ЧТО НУЖНО СДЕЛАТЬ — Пожалуйста, преобразуйте все строки ниже в таблицу Markdown со столбцами «№» и «Строка». Пустые строки и изображения в таблицу не включайте.

# # # #

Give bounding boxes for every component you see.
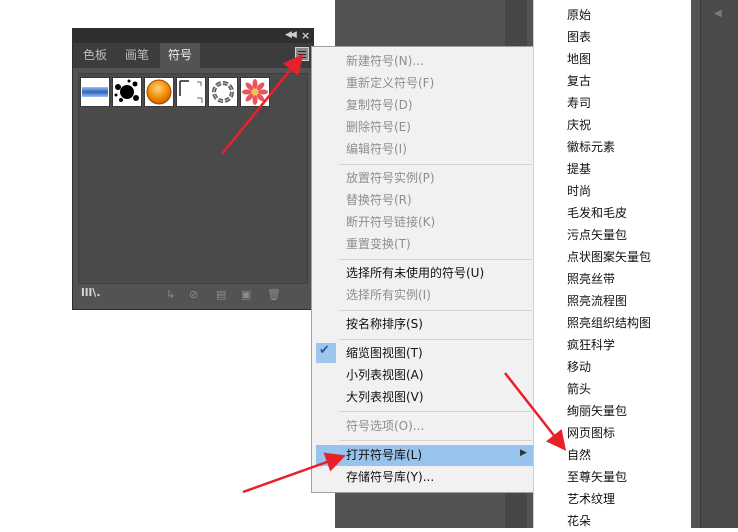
right-dock (700, 0, 738, 528)
menu-item-redefine-symbol[interactable]: 重新定义符号(F) (346, 73, 434, 93)
menu-separator (339, 164, 532, 165)
orange-button-symbol[interactable] (144, 77, 174, 107)
symbol-options-icon[interactable]: ▤ (216, 288, 226, 301)
menu-item-delete-symbol[interactable]: 删除符号(E) (346, 117, 411, 137)
menu-item-replace-symbol[interactable]: 替换符号(R) (346, 190, 412, 210)
menu-item-open-symbol-library[interactable]: 打开符号库(L) (346, 445, 422, 465)
menu-item-thumbnail-view[interactable]: 缩览图视图(T) (346, 343, 423, 363)
symbols-panel: ◀◀ × 色板 画笔 符号 lll\. ↳ ⊘ ▤ ▣ 🗑 (72, 28, 314, 310)
submenu-arrow-icon: ▶ (520, 448, 527, 458)
library-item[interactable]: 点状图案矢量包 (567, 246, 651, 268)
delete-symbol-icon[interactable]: 🗑 (267, 288, 281, 301)
menu-item-symbol-options[interactable]: 符号选项(O)... (346, 416, 424, 436)
panel-menu-button[interactable] (295, 47, 309, 61)
new-symbol-icon[interactable]: ▣ (241, 288, 251, 301)
menu-separator (339, 259, 532, 260)
menu-item-duplicate-symbol[interactable]: 复制符号(D) (346, 95, 413, 115)
menu-item-large-list-view[interactable]: 大列表视图(V) (346, 387, 424, 407)
menu-item-sort-by-name[interactable]: 按名称排序(S) (346, 314, 423, 334)
menu-separator (339, 411, 532, 412)
library-item[interactable]: 地图 (567, 48, 591, 70)
break-link-icon[interactable]: ⊘ (189, 288, 198, 301)
library-item[interactable]: 至尊矢量包 (567, 466, 627, 488)
menu-item-save-symbol-library[interactable]: 存储符号库(Y)... (346, 467, 434, 487)
library-item[interactable]: 毛发和毛皮 (567, 202, 627, 224)
library-item[interactable]: 网页图标 (567, 422, 615, 444)
symbol-libraries-menu-icon[interactable]: lll\. (81, 286, 101, 299)
place-symbol-instance-icon[interactable]: ↳ (166, 288, 175, 301)
collapse-panel-icon[interactable]: ◀◀ (285, 30, 297, 40)
library-item[interactable]: 提基 (567, 158, 591, 180)
library-item[interactable]: 徽标元素 (567, 136, 615, 158)
red-flower-symbol[interactable] (240, 77, 270, 107)
library-item[interactable]: 复古 (567, 70, 591, 92)
ink-splat-symbol[interactable] (112, 77, 142, 107)
library-item[interactable]: 污点矢量包 (567, 224, 627, 246)
menu-separator (339, 339, 532, 340)
menu-separator (339, 440, 532, 441)
library-item[interactable]: 寿司 (567, 92, 591, 114)
library-item[interactable]: 原始 (567, 4, 591, 26)
library-item[interactable]: 箭头 (567, 378, 591, 400)
menu-item-edit-symbol[interactable]: 编辑符号(I) (346, 139, 407, 159)
chain-ring-symbol[interactable] (208, 77, 238, 107)
library-item[interactable]: 照亮丝带 (567, 268, 615, 290)
panel-titlebar (73, 29, 313, 43)
menu-item-break-link[interactable]: 断开符号链接(K) (346, 212, 435, 232)
menu-item-small-list-view[interactable]: 小列表视图(A) (346, 365, 424, 385)
library-item[interactable]: 照亮组织结构图 (567, 312, 651, 334)
library-item[interactable]: 照亮流程图 (567, 290, 627, 312)
tab-brushes[interactable]: 画笔 (117, 43, 157, 68)
menu-item-reset-transform[interactable]: 重置变换(T) (346, 234, 411, 254)
library-item-nature[interactable]: 自然 (567, 444, 591, 466)
library-item[interactable]: 疯狂科学 (567, 334, 615, 356)
menu-item-select-all-instances[interactable]: 选择所有实例(I) (346, 285, 431, 305)
tab-swatches[interactable]: 色板 (75, 43, 115, 68)
menu-item-place-symbol-instance[interactable]: 放置符号实例(P) (346, 168, 435, 188)
checkmark-icon: ✔ (319, 343, 330, 358)
library-item[interactable]: 绚丽矢量包 (567, 400, 627, 422)
corner-marks-symbol[interactable] (176, 77, 206, 107)
blue-gradient-bar-symbol[interactable] (80, 77, 110, 107)
menu-item-select-unused[interactable]: 选择所有未使用的符号(U) (346, 263, 484, 283)
library-item[interactable]: 艺术纹理 (567, 488, 615, 510)
menu-item-new-symbol[interactable]: 新建符号(N)... (346, 51, 424, 71)
close-panel-icon[interactable]: × (301, 29, 310, 42)
dock-expand-icon[interactable]: ◀ (714, 8, 722, 19)
tab-symbols[interactable]: 符号 (160, 43, 200, 68)
library-item[interactable]: 时尚 (567, 180, 591, 202)
library-item[interactable]: 花朵 (567, 510, 591, 532)
library-item[interactable]: 图表 (567, 26, 591, 48)
library-item[interactable]: 移动 (567, 356, 591, 378)
menu-separator (339, 310, 532, 311)
library-item[interactable]: 庆祝 (567, 114, 591, 136)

# # # #

РЕЗУЛЬТАТ ЗАДАНИЯ —
| № | Строка |
|---|---|
| 1 | Give bounding boxes for every component you see. |
| 2 | right-dock (700, 0, 738, 528) |
| 3 | menu-item-redefine-symbol[interactable]: 重新定义符号(F) (346, 73, 434, 93) |
| 4 | menu-separator (339, 164, 532, 165) |
| 5 | orange-button-symbol[interactable] (144, 77, 174, 107) |
| 6 | symbol-options-icon[interactable]: ▤ (216, 288, 226, 301) |
| 7 | menu-item-delete-symbol[interactable]: 删除符号(E) (346, 117, 411, 137) |
| 8 | menu-item-replace-symbol[interactable]: 替换符号(R) (346, 190, 412, 210) |
| 9 | menu-item-open-symbol-library[interactable]: 打开符号库(L) (346, 445, 422, 465) |
| 10 | menu-item-thumbnail-view[interactable]: 缩览图视图(T) (346, 343, 423, 363) |
| 11 | symbols-panel: ◀◀ × 色板 画笔 符号 lll\. ↳ ⊘ ▤ ▣ 🗑 (72, 28, 314, 310) |
| 12 | submenu-arrow-icon: ▶ (520, 448, 527, 458) |
| 13 | library-item[interactable]: 点状图案矢量包 (567, 246, 651, 268) |
| 14 | delete-symbol-icon[interactable]: 🗑 (267, 288, 281, 301) |
| 15 | menu-item-symbol-options[interactable]: 符号选项(O)... (346, 416, 424, 436) |
| 16 | panel-menu-button[interactable] (295, 47, 309, 61) |
| 17 | new-symbol-icon[interactable]: ▣ (241, 288, 251, 301) |
| 18 | menu-separator (339, 259, 532, 260) |
| 19 | menu-item-duplicate-symbol[interactable]: 复制符号(D) (346, 95, 413, 115) |
| 20 | menu-item-large-list-view[interactable]: 大列表视图(V) (346, 387, 424, 407) |
| 21 | menu-item-sort-by-name[interactable]: 按名称排序(S) (346, 314, 423, 334) |
| 22 | menu-separator (339, 411, 532, 412) |
| 23 | library-item[interactable]: 地图 (567, 48, 591, 70) |
| 24 | break-link-icon[interactable]: ⊘ (189, 288, 198, 301) |
| 25 | library-item[interactable]: 至尊矢量包 (567, 466, 627, 488) |
| 26 | menu-item-save-symbol-library[interactable]: 存储符号库(Y)... (346, 467, 434, 487) |
| 27 | library-item[interactable]: 毛发和毛皮 (567, 202, 627, 224) |
| 28 | library-item[interactable]: 网页图标 (567, 422, 615, 444) |
| 29 | symbol-libraries-menu-icon[interactable]: lll\. (81, 286, 101, 299) |
| 30 | place-symbol-instance-icon[interactable]: ↳ (166, 288, 175, 301) |
| 31 | collapse-panel-icon[interactable]: ◀◀ (285, 30, 297, 40) |
| 32 | library-item[interactable]: 提基 (567, 158, 591, 180) |
| 33 | library-item[interactable]: 徽标元素 (567, 136, 615, 158) |
| 34 | red-flower-symbol[interactable] (240, 77, 270, 107) |
| 35 | library-item[interactable]: 复古 (567, 70, 591, 92) |
| 36 | ink-splat-symbol[interactable] (112, 77, 142, 107) |
| 37 | library-item[interactable]: 污点矢量包 (567, 224, 627, 246) |
| 38 | menu-separator (339, 339, 532, 340) |
| 39 | menu-separator (339, 440, 532, 441) |
| 40 | library-item[interactable]: 寿司 (567, 92, 591, 114) |
| 41 | library-item[interactable]: 原始 (567, 4, 591, 26) |
| 42 | library-item[interactable]: 箭头 (567, 378, 591, 400) |
| 43 | menu-item-edit-symbol[interactable]: 编辑符号(I) (346, 139, 407, 159) |
| 44 | chain-ring-symbol[interactable] (208, 77, 238, 107) |
| 45 | library-item[interactable]: 照亮丝带 (567, 268, 615, 290) |
| 46 | panel-titlebar (73, 29, 313, 43) |
| 47 | menu-item-break-link[interactable]: 断开符号链接(K) (346, 212, 435, 232) |
| 48 | menu-item-small-list-view[interactable]: 小列表视图(A) (346, 365, 424, 385) |
| 49 | library-item[interactable]: 照亮组织结构图 (567, 312, 651, 334) |
| 50 | library-item[interactable]: 照亮流程图 (567, 290, 627, 312) |
| 51 | tab-brushes[interactable]: 画笔 (117, 43, 157, 68) |
| 52 | menu-item-reset-transform[interactable]: 重置变换(T) (346, 234, 411, 254) |
| 53 | library-item-nature[interactable]: 自然 (567, 444, 591, 466) |
| 54 | library-item[interactable]: 疯狂科学 (567, 334, 615, 356) |
| 55 | menu-item-select-all-instances[interactable]: 选择所有实例(I) (346, 285, 431, 305) |
| 56 | tab-swatches[interactable]: 色板 (75, 43, 115, 68) |
| 57 | menu-item-place-symbol-instance[interactable]: 放置符号实例(P) (346, 168, 435, 188) |
| 58 | checkmark-icon: ✔ (319, 343, 330, 358) |
| 59 | library-item[interactable]: 绚丽矢量包 (567, 400, 627, 422) |
| 60 | corner-marks-symbol[interactable] (176, 77, 206, 107) |
| 61 | blue-gradient-bar-symbol[interactable] (80, 77, 110, 107) |
| 62 | menu-item-select-unused[interactable]: 选择所有未使用的符号(U) (346, 263, 484, 283) |
| 63 | library-item[interactable]: 艺术纹理 (567, 488, 615, 510) |
| 64 | menu-item-new-symbol[interactable]: 新建符号(N)... (346, 51, 424, 71) |
| 65 | close-panel-icon[interactable]: × (301, 29, 310, 42) |
| 66 | dock-expand-icon[interactable]: ◀ (714, 8, 722, 19) |
| 67 | tab-symbols[interactable]: 符号 (160, 43, 200, 68) |
| 68 | library-item[interactable]: 时尚 (567, 180, 591, 202) |
| 69 | library-item[interactable]: 花朵 (567, 510, 591, 532) |
| 70 | library-item[interactable]: 图表 (567, 26, 591, 48) |
| 71 | library-item[interactable]: 移动 (567, 356, 591, 378) |
| 72 | menu-separator (339, 310, 532, 311) |
| 73 | library-item[interactable]: 庆祝 (567, 114, 591, 136) |